◆ What the task asks: Which lines hold the string "JSON"? Copy every one of them.

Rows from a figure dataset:
▽

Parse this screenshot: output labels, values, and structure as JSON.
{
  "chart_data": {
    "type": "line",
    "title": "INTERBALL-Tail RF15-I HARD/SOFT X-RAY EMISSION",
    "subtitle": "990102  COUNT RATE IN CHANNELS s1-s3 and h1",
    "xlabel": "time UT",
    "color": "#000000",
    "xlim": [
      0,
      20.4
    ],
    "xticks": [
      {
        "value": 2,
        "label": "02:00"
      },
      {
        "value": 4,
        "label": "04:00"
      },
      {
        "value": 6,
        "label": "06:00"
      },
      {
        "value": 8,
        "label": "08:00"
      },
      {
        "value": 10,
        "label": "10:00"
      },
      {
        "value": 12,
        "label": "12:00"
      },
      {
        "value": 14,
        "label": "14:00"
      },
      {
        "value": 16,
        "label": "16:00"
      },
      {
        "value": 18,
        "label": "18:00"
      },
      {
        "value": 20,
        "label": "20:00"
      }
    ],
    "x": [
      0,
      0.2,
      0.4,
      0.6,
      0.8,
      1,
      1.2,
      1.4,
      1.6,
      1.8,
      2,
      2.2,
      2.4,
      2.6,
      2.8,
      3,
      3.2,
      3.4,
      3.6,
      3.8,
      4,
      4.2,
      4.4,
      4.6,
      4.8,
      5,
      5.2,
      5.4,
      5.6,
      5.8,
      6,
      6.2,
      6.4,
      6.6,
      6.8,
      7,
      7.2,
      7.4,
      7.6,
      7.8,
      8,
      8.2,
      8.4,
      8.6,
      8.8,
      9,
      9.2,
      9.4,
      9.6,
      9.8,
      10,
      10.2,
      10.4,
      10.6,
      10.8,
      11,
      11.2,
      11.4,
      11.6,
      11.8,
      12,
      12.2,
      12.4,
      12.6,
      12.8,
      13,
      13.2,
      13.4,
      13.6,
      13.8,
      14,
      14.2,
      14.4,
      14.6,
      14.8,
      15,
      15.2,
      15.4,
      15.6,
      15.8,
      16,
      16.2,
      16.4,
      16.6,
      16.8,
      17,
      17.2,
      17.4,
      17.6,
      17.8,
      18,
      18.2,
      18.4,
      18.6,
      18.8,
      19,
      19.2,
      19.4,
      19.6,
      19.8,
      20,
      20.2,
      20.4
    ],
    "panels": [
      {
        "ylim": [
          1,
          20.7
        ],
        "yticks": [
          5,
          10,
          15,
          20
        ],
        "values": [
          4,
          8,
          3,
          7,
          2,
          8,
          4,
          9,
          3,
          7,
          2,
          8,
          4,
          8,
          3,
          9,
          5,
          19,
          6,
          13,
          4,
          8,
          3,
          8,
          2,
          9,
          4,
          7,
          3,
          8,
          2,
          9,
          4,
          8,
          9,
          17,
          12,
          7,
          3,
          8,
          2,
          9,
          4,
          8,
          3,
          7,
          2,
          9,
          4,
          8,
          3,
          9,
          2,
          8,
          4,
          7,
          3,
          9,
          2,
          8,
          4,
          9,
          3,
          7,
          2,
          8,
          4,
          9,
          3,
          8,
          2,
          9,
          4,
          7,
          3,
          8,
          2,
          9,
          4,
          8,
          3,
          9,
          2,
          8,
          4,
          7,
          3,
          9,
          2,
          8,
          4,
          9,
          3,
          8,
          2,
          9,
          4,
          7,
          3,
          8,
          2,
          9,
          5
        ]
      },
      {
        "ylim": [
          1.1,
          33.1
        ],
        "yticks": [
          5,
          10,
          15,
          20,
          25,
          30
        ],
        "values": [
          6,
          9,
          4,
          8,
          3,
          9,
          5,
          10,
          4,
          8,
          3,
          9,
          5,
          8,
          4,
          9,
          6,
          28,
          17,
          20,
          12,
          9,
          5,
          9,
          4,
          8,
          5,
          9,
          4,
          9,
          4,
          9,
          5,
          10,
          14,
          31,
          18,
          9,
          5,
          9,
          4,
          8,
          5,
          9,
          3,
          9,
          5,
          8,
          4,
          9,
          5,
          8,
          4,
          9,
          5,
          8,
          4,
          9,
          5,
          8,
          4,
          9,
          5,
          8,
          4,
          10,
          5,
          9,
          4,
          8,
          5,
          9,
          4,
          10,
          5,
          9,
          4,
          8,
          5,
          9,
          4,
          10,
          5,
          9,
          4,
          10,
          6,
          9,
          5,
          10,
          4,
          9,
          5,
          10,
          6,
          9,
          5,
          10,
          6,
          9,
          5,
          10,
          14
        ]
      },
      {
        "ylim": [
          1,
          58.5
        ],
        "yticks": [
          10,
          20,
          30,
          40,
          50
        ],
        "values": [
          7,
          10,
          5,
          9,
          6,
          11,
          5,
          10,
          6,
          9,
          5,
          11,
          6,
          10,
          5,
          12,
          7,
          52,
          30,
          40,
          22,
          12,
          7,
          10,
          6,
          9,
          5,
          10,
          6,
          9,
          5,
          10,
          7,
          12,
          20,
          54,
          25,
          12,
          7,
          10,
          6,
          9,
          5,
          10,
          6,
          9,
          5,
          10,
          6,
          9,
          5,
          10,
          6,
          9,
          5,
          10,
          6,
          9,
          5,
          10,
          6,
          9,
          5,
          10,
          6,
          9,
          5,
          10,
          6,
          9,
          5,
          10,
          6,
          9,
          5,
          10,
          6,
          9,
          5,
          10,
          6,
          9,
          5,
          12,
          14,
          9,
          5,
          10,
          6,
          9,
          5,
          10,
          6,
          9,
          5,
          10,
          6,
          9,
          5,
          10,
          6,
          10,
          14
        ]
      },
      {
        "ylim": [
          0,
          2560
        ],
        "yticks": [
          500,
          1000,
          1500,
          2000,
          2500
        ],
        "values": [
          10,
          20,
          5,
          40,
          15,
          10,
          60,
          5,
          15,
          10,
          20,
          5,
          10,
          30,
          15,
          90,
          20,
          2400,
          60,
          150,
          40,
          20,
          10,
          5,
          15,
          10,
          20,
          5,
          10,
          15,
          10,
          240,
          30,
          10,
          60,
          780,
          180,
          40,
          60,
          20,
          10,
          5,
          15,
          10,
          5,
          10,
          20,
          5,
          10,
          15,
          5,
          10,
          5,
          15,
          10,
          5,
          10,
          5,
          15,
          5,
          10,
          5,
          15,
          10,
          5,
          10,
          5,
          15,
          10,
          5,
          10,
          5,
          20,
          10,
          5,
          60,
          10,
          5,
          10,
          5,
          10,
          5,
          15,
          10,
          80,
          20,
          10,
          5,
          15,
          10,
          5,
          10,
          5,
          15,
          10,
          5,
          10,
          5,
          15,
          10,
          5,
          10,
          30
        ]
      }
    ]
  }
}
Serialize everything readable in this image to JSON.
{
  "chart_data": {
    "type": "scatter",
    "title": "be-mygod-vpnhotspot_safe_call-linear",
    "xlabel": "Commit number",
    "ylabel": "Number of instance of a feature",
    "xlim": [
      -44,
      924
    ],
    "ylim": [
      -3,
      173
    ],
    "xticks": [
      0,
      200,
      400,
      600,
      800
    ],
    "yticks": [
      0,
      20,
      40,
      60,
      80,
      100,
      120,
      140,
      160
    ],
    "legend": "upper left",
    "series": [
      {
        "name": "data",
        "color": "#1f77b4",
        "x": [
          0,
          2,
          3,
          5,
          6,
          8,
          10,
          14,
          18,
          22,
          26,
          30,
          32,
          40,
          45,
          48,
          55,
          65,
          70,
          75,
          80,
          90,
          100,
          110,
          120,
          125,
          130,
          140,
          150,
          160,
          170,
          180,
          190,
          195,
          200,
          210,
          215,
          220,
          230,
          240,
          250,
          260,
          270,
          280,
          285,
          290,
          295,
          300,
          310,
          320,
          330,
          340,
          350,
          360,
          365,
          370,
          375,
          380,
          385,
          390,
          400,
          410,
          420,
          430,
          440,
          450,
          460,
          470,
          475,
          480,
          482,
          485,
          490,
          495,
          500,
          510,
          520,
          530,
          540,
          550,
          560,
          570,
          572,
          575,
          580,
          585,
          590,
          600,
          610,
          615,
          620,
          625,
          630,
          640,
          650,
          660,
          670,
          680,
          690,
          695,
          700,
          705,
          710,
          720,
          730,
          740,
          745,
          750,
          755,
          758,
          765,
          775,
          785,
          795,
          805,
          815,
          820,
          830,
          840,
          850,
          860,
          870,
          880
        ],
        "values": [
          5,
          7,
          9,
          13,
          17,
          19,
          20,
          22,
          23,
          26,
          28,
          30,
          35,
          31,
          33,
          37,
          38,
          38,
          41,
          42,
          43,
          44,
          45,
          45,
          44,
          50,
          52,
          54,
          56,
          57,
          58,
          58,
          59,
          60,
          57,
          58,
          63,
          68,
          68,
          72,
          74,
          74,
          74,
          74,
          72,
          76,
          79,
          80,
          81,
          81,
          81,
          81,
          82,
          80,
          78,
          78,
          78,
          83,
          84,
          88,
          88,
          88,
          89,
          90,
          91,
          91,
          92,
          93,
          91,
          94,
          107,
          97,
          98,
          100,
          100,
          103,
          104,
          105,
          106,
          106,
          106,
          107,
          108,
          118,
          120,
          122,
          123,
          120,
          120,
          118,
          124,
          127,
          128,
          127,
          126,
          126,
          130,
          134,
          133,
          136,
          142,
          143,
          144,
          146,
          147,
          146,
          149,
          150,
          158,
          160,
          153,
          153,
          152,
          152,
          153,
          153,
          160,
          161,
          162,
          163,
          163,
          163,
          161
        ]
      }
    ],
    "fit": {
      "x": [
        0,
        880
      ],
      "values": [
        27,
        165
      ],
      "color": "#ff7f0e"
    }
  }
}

△

◆ Exercise answer:
Parse this screenshot: output labels, values, and structure as JSON.
Serialize everything readable in this image to JSON.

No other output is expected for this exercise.